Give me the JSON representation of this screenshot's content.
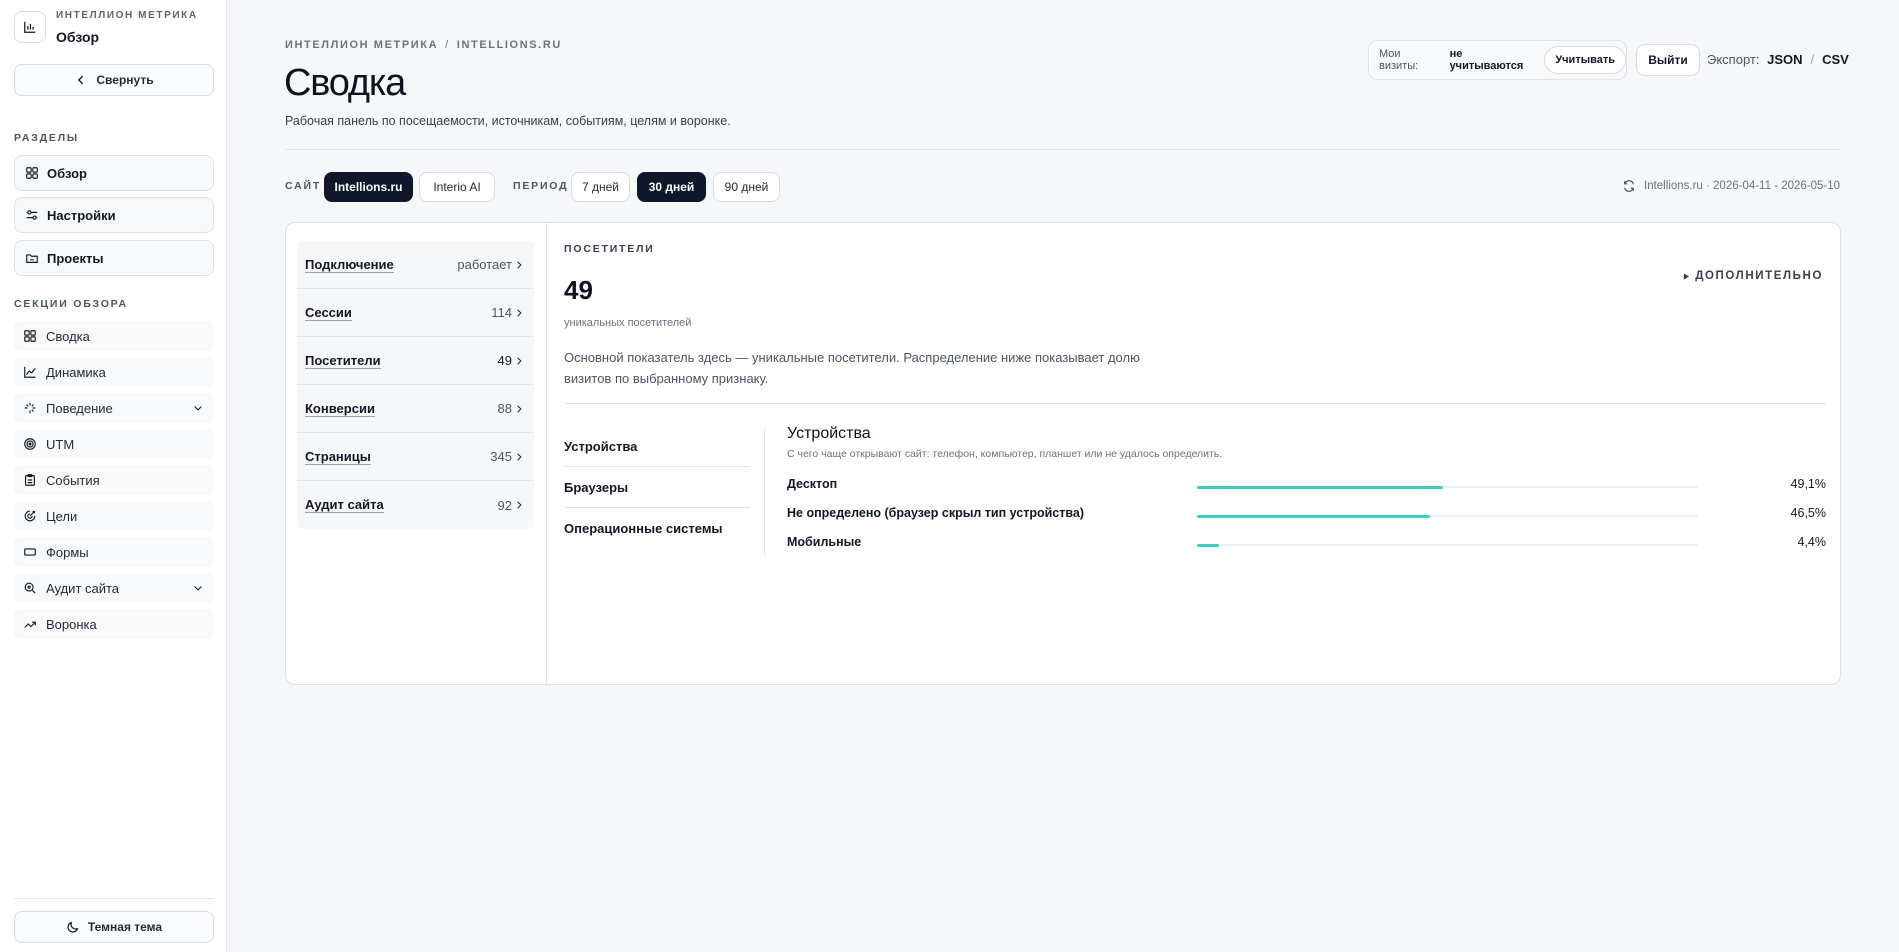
{
  "sidebar": {
    "brand_name": "ИНТЕЛЛИОН МЕТРИКА",
    "brand_page": "Обзор",
    "collapse_label": "Свернуть",
    "sections_title": "РАЗДЕЛЫ",
    "sections": [
      {
        "label": "Обзор",
        "icon": "grid-icon"
      },
      {
        "label": "Настройки",
        "icon": "sliders-icon"
      },
      {
        "label": "Проекты",
        "icon": "folder-icon"
      }
    ],
    "overview_title": "СЕКЦИИ ОБЗОРА",
    "overview_items": [
      {
        "label": "Сводка",
        "icon": "grid-icon"
      },
      {
        "label": "Динамика",
        "icon": "line-chart-icon"
      },
      {
        "label": "Поведение",
        "icon": "sparkle-icon",
        "expandable": true
      },
      {
        "label": "UTM",
        "icon": "target-icon"
      },
      {
        "label": "События",
        "icon": "clipboard-icon"
      },
      {
        "label": "Цели",
        "icon": "goal-icon"
      },
      {
        "label": "Формы",
        "icon": "form-icon"
      },
      {
        "label": "Аудит сайта",
        "icon": "search-icon",
        "expandable": true
      },
      {
        "label": "Воронка",
        "icon": "trend-icon"
      }
    ],
    "theme_label": "Темная тема"
  },
  "header": {
    "breadcrumb": [
      "ИНТЕЛЛИОН МЕТРИКА",
      "INTELLIONS.RU"
    ],
    "title": "Сводка",
    "subtitle": "Рабочая панель по посещаемости, источникам, событиям, целям и воронке.",
    "visits_label": "Мои визиты:",
    "visits_state": "не учитываются",
    "visits_button": "Учитывать",
    "logout": "Выйти",
    "export_label": "Экспорт:",
    "export_json": "JSON",
    "export_csv": "CSV"
  },
  "filters": {
    "site_label": "САЙТ",
    "sites": [
      {
        "label": "Intellions.ru",
        "active": true
      },
      {
        "label": "Interio AI",
        "active": false
      }
    ],
    "period_label": "ПЕРИОД",
    "periods": [
      {
        "label": "7 дней",
        "active": false
      },
      {
        "label": "30 дней",
        "active": true
      },
      {
        "label": "90 дней",
        "active": false
      }
    ],
    "range_text": "Intellions.ru · 2026-04-11 - 2026-05-10"
  },
  "metrics": [
    {
      "name": "Подключение",
      "value": "работает"
    },
    {
      "name": "Сессии",
      "value": "114"
    },
    {
      "name": "Посетители",
      "value": "49"
    },
    {
      "name": "Конверсии",
      "value": "88"
    },
    {
      "name": "Страницы",
      "value": "345"
    },
    {
      "name": "Аудит сайта",
      "value": "92"
    }
  ],
  "detail": {
    "eyebrow": "ПОСЕТИТЕЛИ",
    "value": "49",
    "unit": "уникальных посетителей",
    "more": "ДОПОЛНИТЕЛЬНО",
    "description": "Основной показатель здесь — уникальные посетители. Распределение ниже показывает долю визитов по выбранному признаку.",
    "dimension_tabs": [
      "Устройства",
      "Браузеры",
      "Операционные системы"
    ],
    "dimension_title": "Устройства",
    "dimension_subtitle": "С чего чаще открывают сайт: телефон, компьютер, планшет или не удалось определить.",
    "rows": [
      {
        "label": "Десктоп",
        "pct_text": "49,1%",
        "share": 0.491
      },
      {
        "label": "Не определено (браузер скрыл тип устройства)",
        "pct_text": "46,5%",
        "share": 0.465
      },
      {
        "label": "Мобильные",
        "pct_text": "4,4%",
        "share": 0.044
      }
    ],
    "accent_color": "#3bcfc4"
  }
}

_Aim_
Find the word "JSON" in the entries above and gather every line that holds it.

_Task output_
Give me the JSON representation of this screenshot's content.
    "export_json": "JSON",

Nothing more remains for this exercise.